:: Extracted entries ::
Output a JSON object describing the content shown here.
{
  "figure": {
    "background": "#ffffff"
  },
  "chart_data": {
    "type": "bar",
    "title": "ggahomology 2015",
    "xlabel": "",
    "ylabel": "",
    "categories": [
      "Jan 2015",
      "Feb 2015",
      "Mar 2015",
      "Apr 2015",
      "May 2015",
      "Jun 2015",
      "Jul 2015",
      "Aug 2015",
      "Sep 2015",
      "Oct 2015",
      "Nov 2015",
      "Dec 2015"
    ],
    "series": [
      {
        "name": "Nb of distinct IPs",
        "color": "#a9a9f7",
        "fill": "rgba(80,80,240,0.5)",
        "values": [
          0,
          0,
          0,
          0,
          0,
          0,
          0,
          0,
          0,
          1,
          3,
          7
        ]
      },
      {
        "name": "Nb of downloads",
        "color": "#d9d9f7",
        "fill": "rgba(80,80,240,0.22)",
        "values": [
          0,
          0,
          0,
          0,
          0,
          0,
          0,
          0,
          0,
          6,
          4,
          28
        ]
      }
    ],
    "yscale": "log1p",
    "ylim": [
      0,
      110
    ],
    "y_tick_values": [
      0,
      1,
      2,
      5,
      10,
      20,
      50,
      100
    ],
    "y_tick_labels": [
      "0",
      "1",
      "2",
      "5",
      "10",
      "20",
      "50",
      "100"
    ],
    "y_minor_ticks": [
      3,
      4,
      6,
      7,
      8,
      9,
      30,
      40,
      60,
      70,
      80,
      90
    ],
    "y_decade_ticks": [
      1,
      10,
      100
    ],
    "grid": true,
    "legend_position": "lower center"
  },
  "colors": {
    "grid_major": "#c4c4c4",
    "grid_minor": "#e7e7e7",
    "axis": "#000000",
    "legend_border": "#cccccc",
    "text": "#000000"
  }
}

:: Short problem ::
Output the listing above without altering a single character.

:: Expected answer ::
Output a JSON object describing the content shown here.
{
  "figure": {
    "background": "#ffffff"
  },
  "chart_data": {
    "type": "bar",
    "title": "ggahomology 2015",
    "xlabel": "",
    "ylabel": "",
    "categories": [
      "Jan 2015",
      "Feb 2015",
      "Mar 2015",
      "Apr 2015",
      "May 2015",
      "Jun 2015",
      "Jul 2015",
      "Aug 2015",
      "Sep 2015",
      "Oct 2015",
      "Nov 2015",
      "Dec 2015"
    ],
    "series": [
      {
        "name": "Nb of distinct IPs",
        "color": "#a9a9f7",
        "fill": "rgba(80,80,240,0.5)",
        "values": [
          0,
          0,
          0,
          0,
          0,
          0,
          0,
          0,
          0,
          1,
          3,
          7
        ]
      },
      {
        "name": "Nb of downloads",
        "color": "#d9d9f7",
        "fill": "rgba(80,80,240,0.22)",
        "values": [
          0,
          0,
          0,
          0,
          0,
          0,
          0,
          0,
          0,
          6,
          4,
          28
        ]
      }
    ],
    "yscale": "log1p",
    "ylim": [
      0,
      110
    ],
    "y_tick_values": [
      0,
      1,
      2,
      5,
      10,
      20,
      50,
      100
    ],
    "y_tick_labels": [
      "0",
      "1",
      "2",
      "5",
      "10",
      "20",
      "50",
      "100"
    ],
    "y_minor_ticks": [
      3,
      4,
      6,
      7,
      8,
      9,
      30,
      40,
      60,
      70,
      80,
      90
    ],
    "y_decade_ticks": [
      1,
      10,
      100
    ],
    "grid": true,
    "legend_position": "lower center"
  },
  "colors": {
    "grid_major": "#c4c4c4",
    "grid_minor": "#e7e7e7",
    "axis": "#000000",
    "legend_border": "#cccccc",
    "text": "#000000"
  }
}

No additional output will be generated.